Exercise:
Exactly reproduce the lines that follow.

Materials provided:

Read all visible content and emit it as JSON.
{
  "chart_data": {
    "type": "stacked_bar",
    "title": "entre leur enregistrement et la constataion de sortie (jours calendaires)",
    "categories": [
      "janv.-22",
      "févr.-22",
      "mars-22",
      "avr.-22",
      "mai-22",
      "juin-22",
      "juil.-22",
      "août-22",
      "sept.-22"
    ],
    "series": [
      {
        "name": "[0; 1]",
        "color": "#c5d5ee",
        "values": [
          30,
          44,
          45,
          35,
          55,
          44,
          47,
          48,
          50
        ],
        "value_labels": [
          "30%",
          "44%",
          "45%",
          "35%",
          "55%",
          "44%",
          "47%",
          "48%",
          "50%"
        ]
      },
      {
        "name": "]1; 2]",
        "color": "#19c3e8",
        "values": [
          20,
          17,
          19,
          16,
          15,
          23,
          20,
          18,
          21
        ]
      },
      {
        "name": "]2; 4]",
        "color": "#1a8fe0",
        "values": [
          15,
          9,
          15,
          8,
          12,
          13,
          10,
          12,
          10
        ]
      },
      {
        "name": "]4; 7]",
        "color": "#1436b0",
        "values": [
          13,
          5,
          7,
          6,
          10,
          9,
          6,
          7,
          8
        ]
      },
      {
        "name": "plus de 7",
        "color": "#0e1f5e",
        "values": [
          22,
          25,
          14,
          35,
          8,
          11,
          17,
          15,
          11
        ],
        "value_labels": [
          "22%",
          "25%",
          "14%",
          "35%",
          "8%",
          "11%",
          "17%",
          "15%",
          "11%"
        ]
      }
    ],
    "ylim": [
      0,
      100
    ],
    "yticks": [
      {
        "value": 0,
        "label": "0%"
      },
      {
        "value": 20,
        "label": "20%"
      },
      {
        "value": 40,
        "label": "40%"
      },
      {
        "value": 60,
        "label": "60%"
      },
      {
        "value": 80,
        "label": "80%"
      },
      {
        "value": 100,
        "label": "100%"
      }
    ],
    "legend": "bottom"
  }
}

Expected answer:
Read all visible content and emit it as JSON.
{
  "chart_data": {
    "type": "stacked_bar",
    "title": "entre leur enregistrement et la constataion de sortie (jours calendaires)",
    "categories": [
      "janv.-22",
      "févr.-22",
      "mars-22",
      "avr.-22",
      "mai-22",
      "juin-22",
      "juil.-22",
      "août-22",
      "sept.-22"
    ],
    "series": [
      {
        "name": "[0; 1]",
        "color": "#c5d5ee",
        "values": [
          30,
          44,
          45,
          35,
          55,
          44,
          47,
          48,
          50
        ],
        "value_labels": [
          "30%",
          "44%",
          "45%",
          "35%",
          "55%",
          "44%",
          "47%",
          "48%",
          "50%"
        ]
      },
      {
        "name": "]1; 2]",
        "color": "#19c3e8",
        "values": [
          20,
          17,
          19,
          16,
          15,
          23,
          20,
          18,
          21
        ]
      },
      {
        "name": "]2; 4]",
        "color": "#1a8fe0",
        "values": [
          15,
          9,
          15,
          8,
          12,
          13,
          10,
          12,
          10
        ]
      },
      {
        "name": "]4; 7]",
        "color": "#1436b0",
        "values": [
          13,
          5,
          7,
          6,
          10,
          9,
          6,
          7,
          8
        ]
      },
      {
        "name": "plus de 7",
        "color": "#0e1f5e",
        "values": [
          22,
          25,
          14,
          35,
          8,
          11,
          17,
          15,
          11
        ],
        "value_labels": [
          "22%",
          "25%",
          "14%",
          "35%",
          "8%",
          "11%",
          "17%",
          "15%",
          "11%"
        ]
      }
    ],
    "ylim": [
      0,
      100
    ],
    "yticks": [
      {
        "value": 0,
        "label": "0%"
      },
      {
        "value": 20,
        "label": "20%"
      },
      {
        "value": 40,
        "label": "40%"
      },
      {
        "value": 60,
        "label": "60%"
      },
      {
        "value": 80,
        "label": "80%"
      },
      {
        "value": 100,
        "label": "100%"
      }
    ],
    "legend": "bottom"
  }
}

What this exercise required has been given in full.